§ Stated problem
Output each line of the material exactly as it stands.

======== Entries supplied

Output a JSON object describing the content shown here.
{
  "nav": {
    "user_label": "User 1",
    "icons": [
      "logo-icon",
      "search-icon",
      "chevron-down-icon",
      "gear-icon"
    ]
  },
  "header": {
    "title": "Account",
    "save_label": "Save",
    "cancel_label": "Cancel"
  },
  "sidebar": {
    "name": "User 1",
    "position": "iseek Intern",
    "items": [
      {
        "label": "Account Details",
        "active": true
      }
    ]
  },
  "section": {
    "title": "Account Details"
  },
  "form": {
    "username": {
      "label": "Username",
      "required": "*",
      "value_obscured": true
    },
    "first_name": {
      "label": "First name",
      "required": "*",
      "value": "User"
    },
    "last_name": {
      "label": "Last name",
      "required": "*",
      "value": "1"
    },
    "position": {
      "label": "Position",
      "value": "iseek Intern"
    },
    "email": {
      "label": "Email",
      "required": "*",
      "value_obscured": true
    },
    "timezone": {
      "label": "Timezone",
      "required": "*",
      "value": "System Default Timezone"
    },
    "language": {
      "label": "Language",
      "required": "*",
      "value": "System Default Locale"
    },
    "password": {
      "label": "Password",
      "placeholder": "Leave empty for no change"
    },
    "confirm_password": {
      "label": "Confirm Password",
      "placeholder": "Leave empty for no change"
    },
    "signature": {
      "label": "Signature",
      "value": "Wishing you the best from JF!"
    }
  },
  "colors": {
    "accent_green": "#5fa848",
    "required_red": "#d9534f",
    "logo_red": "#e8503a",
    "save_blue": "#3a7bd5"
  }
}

================

§ In response
Output a JSON object describing the content shown here.
{
  "nav": {
    "user_label": "User 1",
    "icons": [
      "logo-icon",
      "search-icon",
      "chevron-down-icon",
      "gear-icon"
    ]
  },
  "header": {
    "title": "Account",
    "save_label": "Save",
    "cancel_label": "Cancel"
  },
  "sidebar": {
    "name": "User 1",
    "position": "iseek Intern",
    "items": [
      {
        "label": "Account Details",
        "active": true
      }
    ]
  },
  "section": {
    "title": "Account Details"
  },
  "form": {
    "username": {
      "label": "Username",
      "required": "*",
      "value_obscured": true
    },
    "first_name": {
      "label": "First name",
      "required": "*",
      "value": "User"
    },
    "last_name": {
      "label": "Last name",
      "required": "*",
      "value": "1"
    },
    "position": {
      "label": "Position",
      "value": "iseek Intern"
    },
    "email": {
      "label": "Email",
      "required": "*",
      "value_obscured": true
    },
    "timezone": {
      "label": "Timezone",
      "required": "*",
      "value": "System Default Timezone"
    },
    "language": {
      "label": "Language",
      "required": "*",
      "value": "System Default Locale"
    },
    "password": {
      "label": "Password",
      "placeholder": "Leave empty for no change"
    },
    "confirm_password": {
      "label": "Confirm Password",
      "placeholder": "Leave empty for no change"
    },
    "signature": {
      "label": "Signature",
      "value": "Wishing you the best from JF!"
    }
  },
  "colors": {
    "accent_green": "#5fa848",
    "required_red": "#d9534f",
    "logo_red": "#e8503a",
    "save_blue": "#3a7bd5"
  }
}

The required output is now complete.